*Required task*. Will you write out all the entries below exactly?

____

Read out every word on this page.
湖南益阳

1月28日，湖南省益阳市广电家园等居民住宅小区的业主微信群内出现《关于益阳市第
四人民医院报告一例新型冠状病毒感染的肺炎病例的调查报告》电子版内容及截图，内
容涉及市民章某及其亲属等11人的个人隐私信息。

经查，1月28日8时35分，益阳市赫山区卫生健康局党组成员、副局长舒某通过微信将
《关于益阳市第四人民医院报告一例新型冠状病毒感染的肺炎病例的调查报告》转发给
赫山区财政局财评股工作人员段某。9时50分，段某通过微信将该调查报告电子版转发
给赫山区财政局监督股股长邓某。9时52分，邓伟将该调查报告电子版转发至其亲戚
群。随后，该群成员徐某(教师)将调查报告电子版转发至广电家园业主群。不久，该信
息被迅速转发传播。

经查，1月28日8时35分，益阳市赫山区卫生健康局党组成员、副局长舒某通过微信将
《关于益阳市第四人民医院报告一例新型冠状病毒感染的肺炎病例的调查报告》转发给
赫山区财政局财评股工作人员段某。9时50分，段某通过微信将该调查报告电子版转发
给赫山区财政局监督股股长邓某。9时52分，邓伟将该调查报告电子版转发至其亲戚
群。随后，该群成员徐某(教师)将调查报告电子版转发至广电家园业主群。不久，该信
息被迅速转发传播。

____

*Complete output*.
Read out every word on this page.
湖南益阳

1月28日，湖南省益阳市广电家园等居民住宅小区的业主微信群内出现《关于益阳市第
四人民医院报告一例新型冠状病毒感染的肺炎病例的调查报告》电子版内容及截图，内
容涉及市民章某及其亲属等11人的个人隐私信息。

经查，1月28日8时35分，益阳市赫山区卫生健康局党组成员、副局长舒某通过微信将
《关于益阳市第四人民医院报告一例新型冠状病毒感染的肺炎病例的调查报告》转发给
赫山区财政局财评股工作人员段某。9时50分，段某通过微信将该调查报告电子版转发
给赫山区财政局监督股股长邓某。9时52分，邓伟将该调查报告电子版转发至其亲戚
群。随后，该群成员徐某(教师)将调查报告电子版转发至广电家园业主群。不久，该信
息被迅速转发传播。

经查，1月28日8时35分，益阳市赫山区卫生健康局党组成员、副局长舒某通过微信将
《关于益阳市第四人民医院报告一例新型冠状病毒感染的肺炎病例的调查报告》转发给
赫山区财政局财评股工作人员段某。9时50分，段某通过微信将该调查报告电子版转发
给赫山区财政局监督股股长邓某。9时52分，邓伟将该调查报告电子版转发至其亲戚
群。随后，该群成员徐某(教师)将调查报告电子版转发至广电家园业主群。不久，该信
息被迅速转发传播。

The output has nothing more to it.